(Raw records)

========================

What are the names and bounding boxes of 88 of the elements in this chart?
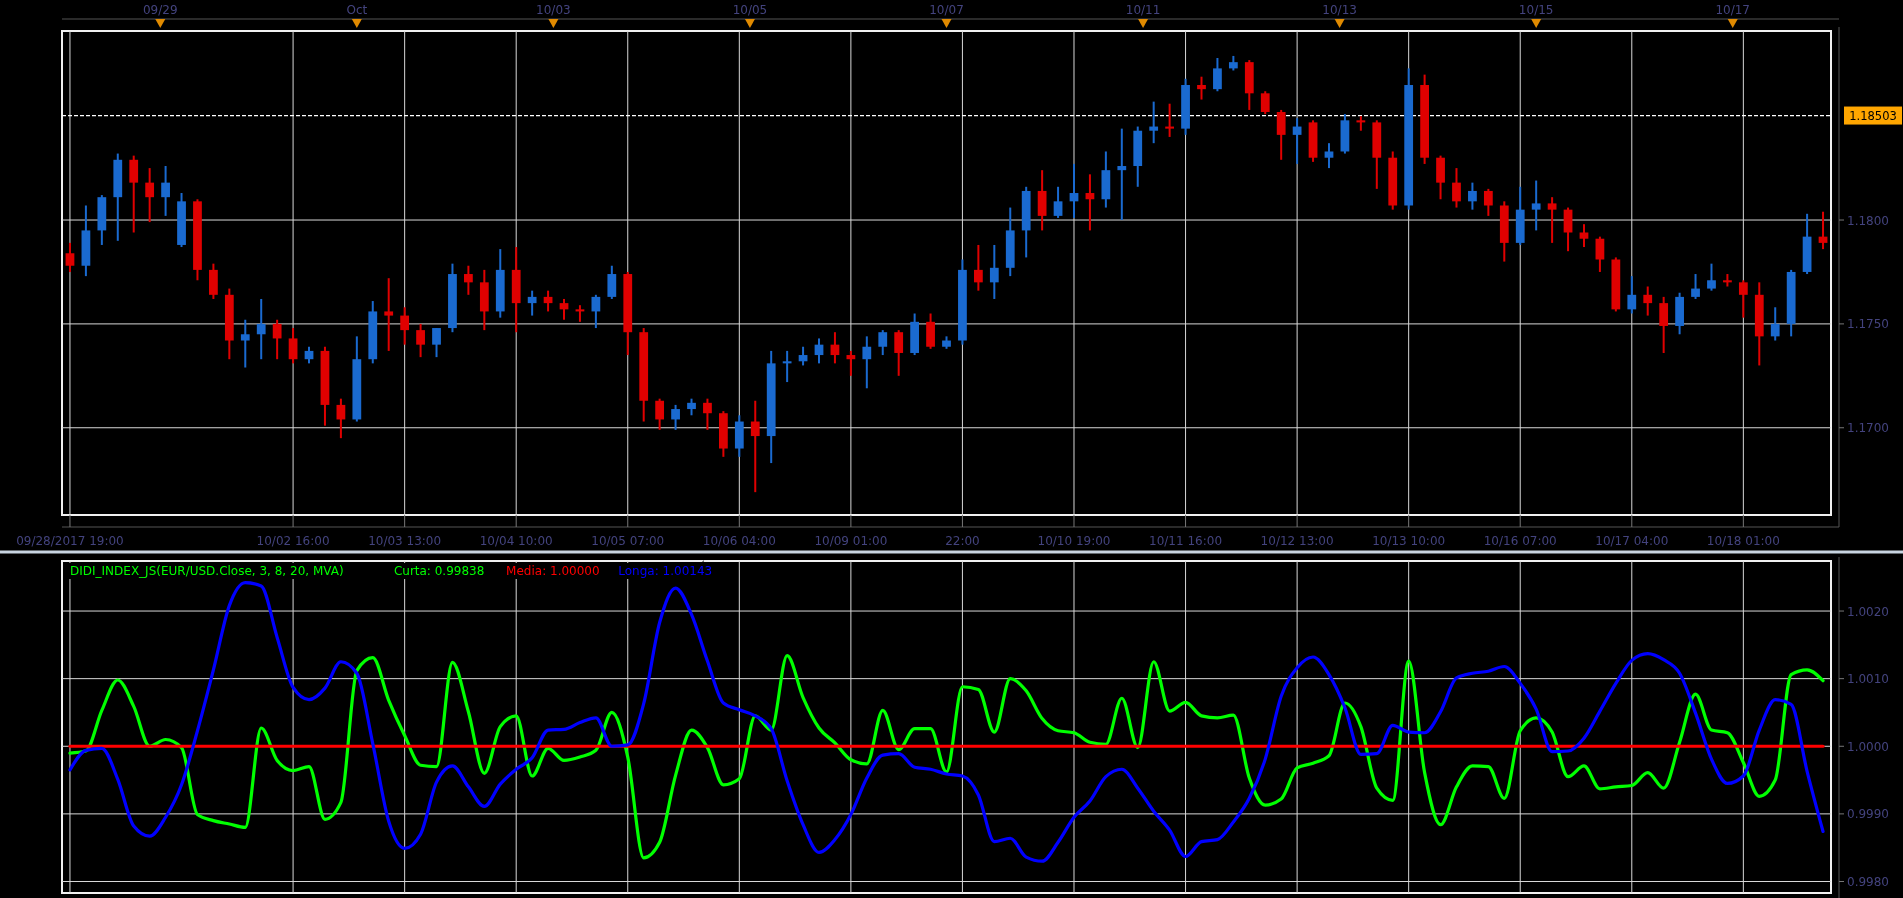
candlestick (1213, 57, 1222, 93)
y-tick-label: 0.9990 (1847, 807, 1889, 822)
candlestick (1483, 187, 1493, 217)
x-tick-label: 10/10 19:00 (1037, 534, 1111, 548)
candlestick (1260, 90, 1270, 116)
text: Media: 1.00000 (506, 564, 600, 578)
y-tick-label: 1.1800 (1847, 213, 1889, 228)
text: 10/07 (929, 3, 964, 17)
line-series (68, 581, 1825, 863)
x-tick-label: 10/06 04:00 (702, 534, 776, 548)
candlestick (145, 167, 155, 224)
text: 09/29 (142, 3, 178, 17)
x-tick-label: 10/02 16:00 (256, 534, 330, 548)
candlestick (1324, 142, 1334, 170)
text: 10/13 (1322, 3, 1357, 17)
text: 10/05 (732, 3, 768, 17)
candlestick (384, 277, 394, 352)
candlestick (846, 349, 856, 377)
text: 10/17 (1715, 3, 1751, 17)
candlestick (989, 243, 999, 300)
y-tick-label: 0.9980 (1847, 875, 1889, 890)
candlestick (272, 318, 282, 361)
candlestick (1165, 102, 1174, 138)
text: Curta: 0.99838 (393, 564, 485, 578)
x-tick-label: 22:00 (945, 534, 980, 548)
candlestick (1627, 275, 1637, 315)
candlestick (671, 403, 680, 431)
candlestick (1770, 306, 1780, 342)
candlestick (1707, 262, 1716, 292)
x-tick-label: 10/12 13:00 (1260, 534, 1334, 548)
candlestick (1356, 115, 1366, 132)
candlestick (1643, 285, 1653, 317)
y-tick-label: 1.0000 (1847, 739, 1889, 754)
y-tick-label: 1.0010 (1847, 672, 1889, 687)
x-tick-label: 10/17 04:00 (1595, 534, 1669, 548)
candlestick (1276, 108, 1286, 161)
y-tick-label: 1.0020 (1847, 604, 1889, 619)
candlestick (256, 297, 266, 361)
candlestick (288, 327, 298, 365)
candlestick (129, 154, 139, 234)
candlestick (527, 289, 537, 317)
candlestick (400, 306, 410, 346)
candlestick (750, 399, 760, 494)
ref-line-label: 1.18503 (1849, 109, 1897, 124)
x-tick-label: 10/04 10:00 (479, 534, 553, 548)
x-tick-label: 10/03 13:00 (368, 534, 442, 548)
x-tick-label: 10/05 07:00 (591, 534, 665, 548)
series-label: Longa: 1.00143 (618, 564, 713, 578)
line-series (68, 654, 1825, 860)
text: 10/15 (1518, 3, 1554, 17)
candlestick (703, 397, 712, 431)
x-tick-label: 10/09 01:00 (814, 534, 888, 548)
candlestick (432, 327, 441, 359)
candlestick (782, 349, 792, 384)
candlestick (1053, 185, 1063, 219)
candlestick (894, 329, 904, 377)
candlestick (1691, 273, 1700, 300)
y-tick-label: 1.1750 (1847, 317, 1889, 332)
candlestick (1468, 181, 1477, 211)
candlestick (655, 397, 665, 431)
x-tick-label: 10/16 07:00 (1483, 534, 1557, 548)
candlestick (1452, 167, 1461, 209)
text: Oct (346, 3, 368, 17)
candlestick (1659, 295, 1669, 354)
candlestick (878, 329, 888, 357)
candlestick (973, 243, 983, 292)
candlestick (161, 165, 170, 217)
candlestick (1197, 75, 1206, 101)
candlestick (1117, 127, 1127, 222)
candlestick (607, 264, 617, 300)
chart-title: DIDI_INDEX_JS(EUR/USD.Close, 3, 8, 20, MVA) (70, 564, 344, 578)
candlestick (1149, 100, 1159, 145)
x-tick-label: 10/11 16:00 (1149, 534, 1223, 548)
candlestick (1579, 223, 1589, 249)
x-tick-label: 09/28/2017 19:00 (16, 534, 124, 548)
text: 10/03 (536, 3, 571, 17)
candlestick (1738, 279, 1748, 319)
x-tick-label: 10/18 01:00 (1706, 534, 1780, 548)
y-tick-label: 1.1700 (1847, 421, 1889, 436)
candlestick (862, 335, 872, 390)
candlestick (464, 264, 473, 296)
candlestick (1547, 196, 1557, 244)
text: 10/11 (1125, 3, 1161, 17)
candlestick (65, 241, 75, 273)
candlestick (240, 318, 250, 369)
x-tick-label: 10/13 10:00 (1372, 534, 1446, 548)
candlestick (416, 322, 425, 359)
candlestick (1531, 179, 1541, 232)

========================

Locate every line in the records above that contains the string "text", and copy each such line.

=== Response ===
text: Media: 1.00000 (506, 564, 600, 578)
text: 10/07 (929, 3, 964, 17)
text: 09/29 (142, 3, 178, 17)
text: 10/13 (1322, 3, 1357, 17)
text: 10/05 (732, 3, 768, 17)
text: 10/17 (1715, 3, 1751, 17)
text: Curta: 0.99838 (393, 564, 485, 578)
text: 10/15 (1518, 3, 1554, 17)
text: Oct (346, 3, 368, 17)
text: 10/03 (536, 3, 571, 17)
text: 10/11 (1125, 3, 1161, 17)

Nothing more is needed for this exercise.